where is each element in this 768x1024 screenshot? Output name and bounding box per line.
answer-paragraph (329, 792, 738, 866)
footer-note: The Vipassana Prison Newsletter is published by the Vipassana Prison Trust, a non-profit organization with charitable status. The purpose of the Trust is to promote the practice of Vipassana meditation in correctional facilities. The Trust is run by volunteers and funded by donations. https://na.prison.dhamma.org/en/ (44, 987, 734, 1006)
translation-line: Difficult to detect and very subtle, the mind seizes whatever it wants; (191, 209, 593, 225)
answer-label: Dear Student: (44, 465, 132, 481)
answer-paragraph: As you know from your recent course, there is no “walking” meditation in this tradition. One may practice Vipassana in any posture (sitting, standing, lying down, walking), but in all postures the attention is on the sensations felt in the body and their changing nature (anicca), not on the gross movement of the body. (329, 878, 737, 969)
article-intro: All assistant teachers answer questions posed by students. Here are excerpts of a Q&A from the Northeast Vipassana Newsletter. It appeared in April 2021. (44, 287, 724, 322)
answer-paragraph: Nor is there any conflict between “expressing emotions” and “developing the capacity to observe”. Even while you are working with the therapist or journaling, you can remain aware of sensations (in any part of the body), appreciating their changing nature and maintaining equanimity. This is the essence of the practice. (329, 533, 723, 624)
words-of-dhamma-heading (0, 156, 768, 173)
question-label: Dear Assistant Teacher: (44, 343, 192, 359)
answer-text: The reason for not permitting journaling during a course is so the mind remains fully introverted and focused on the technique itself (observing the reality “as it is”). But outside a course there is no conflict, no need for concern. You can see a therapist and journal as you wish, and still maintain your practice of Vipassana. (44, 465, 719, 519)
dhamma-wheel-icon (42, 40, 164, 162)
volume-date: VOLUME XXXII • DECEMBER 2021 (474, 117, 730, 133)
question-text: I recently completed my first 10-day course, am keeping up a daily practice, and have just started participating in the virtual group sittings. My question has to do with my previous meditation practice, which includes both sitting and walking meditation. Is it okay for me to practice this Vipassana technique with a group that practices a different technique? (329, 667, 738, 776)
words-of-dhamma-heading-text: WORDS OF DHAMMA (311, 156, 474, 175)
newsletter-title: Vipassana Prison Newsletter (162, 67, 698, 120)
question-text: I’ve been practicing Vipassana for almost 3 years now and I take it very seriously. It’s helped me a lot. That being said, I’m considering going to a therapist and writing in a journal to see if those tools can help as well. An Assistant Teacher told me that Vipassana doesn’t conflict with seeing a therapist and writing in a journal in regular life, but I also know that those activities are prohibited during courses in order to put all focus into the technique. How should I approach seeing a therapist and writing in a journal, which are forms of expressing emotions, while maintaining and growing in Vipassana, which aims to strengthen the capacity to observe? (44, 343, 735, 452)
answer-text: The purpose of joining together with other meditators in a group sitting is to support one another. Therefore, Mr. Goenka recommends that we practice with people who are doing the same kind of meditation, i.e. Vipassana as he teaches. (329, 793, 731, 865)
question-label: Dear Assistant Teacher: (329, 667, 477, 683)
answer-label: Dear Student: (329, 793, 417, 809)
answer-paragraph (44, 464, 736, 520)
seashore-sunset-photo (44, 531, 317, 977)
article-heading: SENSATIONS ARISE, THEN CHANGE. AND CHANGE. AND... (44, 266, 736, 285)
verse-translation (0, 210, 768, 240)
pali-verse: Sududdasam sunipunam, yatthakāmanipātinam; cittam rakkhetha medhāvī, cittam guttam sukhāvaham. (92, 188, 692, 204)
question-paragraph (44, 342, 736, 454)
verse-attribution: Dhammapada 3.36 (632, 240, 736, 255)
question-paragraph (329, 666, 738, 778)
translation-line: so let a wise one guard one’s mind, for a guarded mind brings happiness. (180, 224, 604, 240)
++++++++
Instructions to follow: Could you render every line of the listing above as a JSON list of strings, one string per line, with blank lines left out?

Finished answer:
[
  "where is each element in this 768x1024 screenshot? Output name and bounding box per line.",
  "answer-paragraph (329, 792, 738, 866)",
  "footer-note: The Vipassana Prison Newsletter is published by the Vipassana Prison Trust, a non-profit organization with charitable status. The purpose of the Trust is to promote the practice of Vipassana meditation in correctional facilities. The Trust is run by volunteers and funded by donations. https://na.prison.dhamma.org/en/ (44, 987, 734, 1006)",
  "translation-line: Difficult to detect and very subtle, the mind seizes whatever it wants; (191, 209, 593, 225)",
  "answer-label: Dear Student: (44, 465, 132, 481)",
  "answer-paragraph: As you know from your recent course, there is no “walking” meditation in this tradition. One may practice Vipassana in any posture (sitting, standing, lying down, walking), but in all postures the attention is on the sensations felt in the body and their changing nature (anicca), not on the gross movement of the body. (329, 878, 737, 969)",
  "article-intro: All assistant teachers answer questions posed by students. Here are excerpts of a Q&A from the Northeast Vipassana Newsletter. It appeared in April 2021. (44, 287, 724, 322)",
  "answer-paragraph: Nor is there any conflict between “expressing emotions” and “developing the capacity to observe”. Even while you are working with the therapist or journaling, you can remain aware of sensations (in any part of the body), appreciating their changing nature and maintaining equanimity. This is the essence of the practice. (329, 533, 723, 624)",
  "words-of-dhamma-heading (0, 156, 768, 173)",
  "question-label: Dear Assistant Teacher: (44, 343, 192, 359)",
  "answer-text: The reason for not permitting journaling during a course is so the mind remains fully introverted and focused on the technique itself (observing the reality “as it is”). But outside a course there is no conflict, no need for concern. You can see a therapist and journal as you wish, and still maintain your practice of Vipassana. (44, 465, 719, 519)",
  "dhamma-wheel-icon (42, 40, 164, 162)",
  "volume-date: VOLUME XXXII • DECEMBER 2021 (474, 117, 730, 133)",
  "question-text: I recently completed my first 10-day course, am keeping up a daily practice, and have just started participating in the virtual group sittings. My question has to do with my previous meditation practice, which includes both sitting and walking meditation. Is it okay for me to practice this Vipassana technique with a group that practices a different technique? (329, 667, 738, 776)",
  "words-of-dhamma-heading-text: WORDS OF DHAMMA (311, 156, 474, 175)",
  "newsletter-title: Vipassana Prison Newsletter (162, 67, 698, 120)",
  "question-text: I’ve been practicing Vipassana for almost 3 years now and I take it very seriously. It’s helped me a lot. That being said, I’m considering going to a therapist and writing in a journal to see if those tools can help as well. An Assistant Teacher told me that Vipassana doesn’t conflict with seeing a therapist and writing in a journal in regular life, but I also know that those activities are prohibited during courses in order to put all focus into the technique. How should I approach seeing a therapist and writing in a journal, which are forms of expressing emotions, while maintaining and growing in Vipassana, which aims to strengthen the capacity to observe? (44, 343, 735, 452)",
  "answer-text: The purpose of joining together with other meditators in a group sitting is to support one another. Therefore, Mr. Goenka recommends that we practice with people who are doing the same kind of meditation, i.e. Vipassana as he teaches. (329, 793, 731, 865)",
  "question-label: Dear Assistant Teacher: (329, 667, 477, 683)",
  "answer-label: Dear Student: (329, 793, 417, 809)",
  "answer-paragraph (44, 464, 736, 520)",
  "seashore-sunset-photo (44, 531, 317, 977)",
  "article-heading: SENSATIONS ARISE, THEN CHANGE. AND CHANGE. AND... (44, 266, 736, 285)",
  "verse-translation (0, 210, 768, 240)",
  "pali-verse: Sududdasam sunipunam, yatthakāmanipātinam; cittam rakkhetha medhāvī, cittam guttam sukhāvaham. (92, 188, 692, 204)",
  "question-paragraph (44, 342, 736, 454)",
  "verse-attribution: Dhammapada 3.36 (632, 240, 736, 255)",
  "question-paragraph (329, 666, 738, 778)",
  "translation-line: so let a wise one guard one’s mind, for a guarded mind brings happiness. (180, 224, 604, 240)"
]